▶ [TASK TO COMPLETE]:
What follows is a set of records, each of which is to be written out exactly.

▶ [EXCERPTED DATA]:

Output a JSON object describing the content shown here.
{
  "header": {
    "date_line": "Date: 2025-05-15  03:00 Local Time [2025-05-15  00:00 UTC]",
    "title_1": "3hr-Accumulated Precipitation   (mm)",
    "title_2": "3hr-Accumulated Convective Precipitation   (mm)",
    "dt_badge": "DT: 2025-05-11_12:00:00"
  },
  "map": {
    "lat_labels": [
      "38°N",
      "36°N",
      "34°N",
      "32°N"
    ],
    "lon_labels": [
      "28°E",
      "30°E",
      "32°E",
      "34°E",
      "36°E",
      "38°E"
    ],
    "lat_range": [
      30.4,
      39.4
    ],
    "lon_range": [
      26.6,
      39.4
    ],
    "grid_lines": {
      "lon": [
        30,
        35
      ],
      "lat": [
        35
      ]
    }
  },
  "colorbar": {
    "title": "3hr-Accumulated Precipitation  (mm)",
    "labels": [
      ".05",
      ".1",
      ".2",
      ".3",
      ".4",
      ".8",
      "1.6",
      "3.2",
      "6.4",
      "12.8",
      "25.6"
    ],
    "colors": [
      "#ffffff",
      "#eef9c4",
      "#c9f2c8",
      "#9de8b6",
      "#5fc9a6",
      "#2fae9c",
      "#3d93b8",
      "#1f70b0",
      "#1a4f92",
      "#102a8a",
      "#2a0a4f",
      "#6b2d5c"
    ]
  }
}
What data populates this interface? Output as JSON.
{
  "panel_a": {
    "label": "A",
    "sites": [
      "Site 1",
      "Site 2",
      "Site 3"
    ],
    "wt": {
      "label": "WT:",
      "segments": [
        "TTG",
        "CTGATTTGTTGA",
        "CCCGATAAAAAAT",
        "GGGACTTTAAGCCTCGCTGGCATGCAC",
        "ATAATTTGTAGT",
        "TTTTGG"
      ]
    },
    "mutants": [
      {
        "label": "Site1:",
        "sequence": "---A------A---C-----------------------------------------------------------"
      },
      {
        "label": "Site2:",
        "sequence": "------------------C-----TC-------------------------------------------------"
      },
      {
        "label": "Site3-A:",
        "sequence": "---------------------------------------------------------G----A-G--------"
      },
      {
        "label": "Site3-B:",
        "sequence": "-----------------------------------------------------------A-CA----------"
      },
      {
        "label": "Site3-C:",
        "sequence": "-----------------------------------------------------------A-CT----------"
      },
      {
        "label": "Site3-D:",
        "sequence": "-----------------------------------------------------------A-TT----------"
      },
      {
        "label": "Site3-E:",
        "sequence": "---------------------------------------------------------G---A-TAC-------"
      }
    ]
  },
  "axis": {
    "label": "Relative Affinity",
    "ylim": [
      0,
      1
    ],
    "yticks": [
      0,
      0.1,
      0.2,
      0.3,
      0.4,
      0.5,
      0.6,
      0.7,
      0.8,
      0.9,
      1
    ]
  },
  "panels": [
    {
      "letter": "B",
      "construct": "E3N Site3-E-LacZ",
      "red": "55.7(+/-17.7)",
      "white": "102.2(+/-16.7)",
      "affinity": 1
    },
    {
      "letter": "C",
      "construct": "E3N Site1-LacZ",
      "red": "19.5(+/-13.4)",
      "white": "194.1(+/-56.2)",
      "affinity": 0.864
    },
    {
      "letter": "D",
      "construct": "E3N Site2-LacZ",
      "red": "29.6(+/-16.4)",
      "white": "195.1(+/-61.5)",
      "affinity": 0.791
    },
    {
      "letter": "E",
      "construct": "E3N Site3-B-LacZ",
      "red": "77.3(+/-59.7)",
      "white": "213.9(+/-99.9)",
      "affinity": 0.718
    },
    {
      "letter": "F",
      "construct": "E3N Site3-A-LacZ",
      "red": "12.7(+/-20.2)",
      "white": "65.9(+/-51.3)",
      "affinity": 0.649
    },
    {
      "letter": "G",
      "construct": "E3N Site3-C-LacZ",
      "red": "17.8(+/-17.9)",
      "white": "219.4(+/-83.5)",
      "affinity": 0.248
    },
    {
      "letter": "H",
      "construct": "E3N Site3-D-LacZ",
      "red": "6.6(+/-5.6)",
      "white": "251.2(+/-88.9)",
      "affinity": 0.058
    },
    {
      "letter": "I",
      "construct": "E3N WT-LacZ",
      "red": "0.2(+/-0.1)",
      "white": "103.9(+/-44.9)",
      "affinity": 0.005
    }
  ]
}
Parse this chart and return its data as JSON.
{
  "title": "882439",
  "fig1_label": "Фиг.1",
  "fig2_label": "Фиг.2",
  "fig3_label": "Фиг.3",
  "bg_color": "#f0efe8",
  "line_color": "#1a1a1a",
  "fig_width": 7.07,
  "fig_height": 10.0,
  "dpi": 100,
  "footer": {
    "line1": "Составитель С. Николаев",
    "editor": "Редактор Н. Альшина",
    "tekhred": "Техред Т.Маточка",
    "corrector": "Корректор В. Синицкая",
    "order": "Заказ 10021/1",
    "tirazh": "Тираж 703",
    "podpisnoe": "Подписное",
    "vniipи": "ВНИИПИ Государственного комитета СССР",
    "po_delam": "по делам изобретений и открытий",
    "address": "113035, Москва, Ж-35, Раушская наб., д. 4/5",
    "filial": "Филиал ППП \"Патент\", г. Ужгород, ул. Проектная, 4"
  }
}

▶ [SOLVED EXERCISE]:
Output a JSON object describing the content shown here.
{
  "header": {
    "date_line": "Date: 2025-05-15  03:00 Local Time [2025-05-15  00:00 UTC]",
    "title_1": "3hr-Accumulated Precipitation   (mm)",
    "title_2": "3hr-Accumulated Convective Precipitation   (mm)",
    "dt_badge": "DT: 2025-05-11_12:00:00"
  },
  "map": {
    "lat_labels": [
      "38°N",
      "36°N",
      "34°N",
      "32°N"
    ],
    "lon_labels": [
      "28°E",
      "30°E",
      "32°E",
      "34°E",
      "36°E",
      "38°E"
    ],
    "lat_range": [
      30.4,
      39.4
    ],
    "lon_range": [
      26.6,
      39.4
    ],
    "grid_lines": {
      "lon": [
        30,
        35
      ],
      "lat": [
        35
      ]
    }
  },
  "colorbar": {
    "title": "3hr-Accumulated Precipitation  (mm)",
    "labels": [
      ".05",
      ".1",
      ".2",
      ".3",
      ".4",
      ".8",
      "1.6",
      "3.2",
      "6.4",
      "12.8",
      "25.6"
    ],
    "colors": [
      "#ffffff",
      "#eef9c4",
      "#c9f2c8",
      "#9de8b6",
      "#5fc9a6",
      "#2fae9c",
      "#3d93b8",
      "#1f70b0",
      "#1a4f92",
      "#102a8a",
      "#2a0a4f",
      "#6b2d5c"
    ]
  }
}
What data populates this interface? Output as JSON.
{
  "panel_a": {
    "label": "A",
    "sites": [
      "Site 1",
      "Site 2",
      "Site 3"
    ],
    "wt": {
      "label": "WT:",
      "segments": [
        "TTG",
        "CTGATTTGTTGA",
        "CCCGATAAAAAAT",
        "GGGACTTTAAGCCTCGCTGGCATGCAC",
        "ATAATTTGTAGT",
        "TTTTGG"
      ]
    },
    "mutants": [
      {
        "label": "Site1:",
        "sequence": "---A------A---C-----------------------------------------------------------"
      },
      {
        "label": "Site2:",
        "sequence": "------------------C-----TC-------------------------------------------------"
      },
      {
        "label": "Site3-A:",
        "sequence": "---------------------------------------------------------G----A-G--------"
      },
      {
        "label": "Site3-B:",
        "sequence": "-----------------------------------------------------------A-CA----------"
      },
      {
        "label": "Site3-C:",
        "sequence": "-----------------------------------------------------------A-CT----------"
      },
      {
        "label": "Site3-D:",
        "sequence": "-----------------------------------------------------------A-TT----------"
      },
      {
        "label": "Site3-E:",
        "sequence": "---------------------------------------------------------G---A-TAC-------"
      }
    ]
  },
  "axis": {
    "label": "Relative Affinity",
    "ylim": [
      0,
      1
    ],
    "yticks": [
      0,
      0.1,
      0.2,
      0.3,
      0.4,
      0.5,
      0.6,
      0.7,
      0.8,
      0.9,
      1
    ]
  },
  "panels": [
    {
      "letter": "B",
      "construct": "E3N Site3-E-LacZ",
      "red": "55.7(+/-17.7)",
      "white": "102.2(+/-16.7)",
      "affinity": 1
    },
    {
      "letter": "C",
      "construct": "E3N Site1-LacZ",
      "red": "19.5(+/-13.4)",
      "white": "194.1(+/-56.2)",
      "affinity": 0.864
    },
    {
      "letter": "D",
      "construct": "E3N Site2-LacZ",
      "red": "29.6(+/-16.4)",
      "white": "195.1(+/-61.5)",
      "affinity": 0.791
    },
    {
      "letter": "E",
      "construct": "E3N Site3-B-LacZ",
      "red": "77.3(+/-59.7)",
      "white": "213.9(+/-99.9)",
      "affinity": 0.718
    },
    {
      "letter": "F",
      "construct": "E3N Site3-A-LacZ",
      "red": "12.7(+/-20.2)",
      "white": "65.9(+/-51.3)",
      "affinity": 0.649
    },
    {
      "letter": "G",
      "construct": "E3N Site3-C-LacZ",
      "red": "17.8(+/-17.9)",
      "white": "219.4(+/-83.5)",
      "affinity": 0.248
    },
    {
      "letter": "H",
      "construct": "E3N Site3-D-LacZ",
      "red": "6.6(+/-5.6)",
      "white": "251.2(+/-88.9)",
      "affinity": 0.058
    },
    {
      "letter": "I",
      "construct": "E3N WT-LacZ",
      "red": "0.2(+/-0.1)",
      "white": "103.9(+/-44.9)",
      "affinity": 0.005
    }
  ]
}
Parse this chart and return its data as JSON.
{
  "title": "882439",
  "fig1_label": "Фиг.1",
  "fig2_label": "Фиг.2",
  "fig3_label": "Фиг.3",
  "bg_color": "#f0efe8",
  "line_color": "#1a1a1a",
  "fig_width": 7.07,
  "fig_height": 10.0,
  "dpi": 100,
  "footer": {
    "line1": "Составитель С. Николаев",
    "editor": "Редактор Н. Альшина",
    "tekhred": "Техред Т.Маточка",
    "corrector": "Корректор В. Синицкая",
    "order": "Заказ 10021/1",
    "tirazh": "Тираж 703",
    "podpisnoe": "Подписное",
    "vniipи": "ВНИИПИ Государственного комитета СССР",
    "po_delam": "по делам изобретений и открытий",
    "address": "113035, Москва, Ж-35, Раушская наб., д. 4/5",
    "filial": "Филиал ППП \"Патент\", г. Ужгород, ул. Проектная, 4"
  }
}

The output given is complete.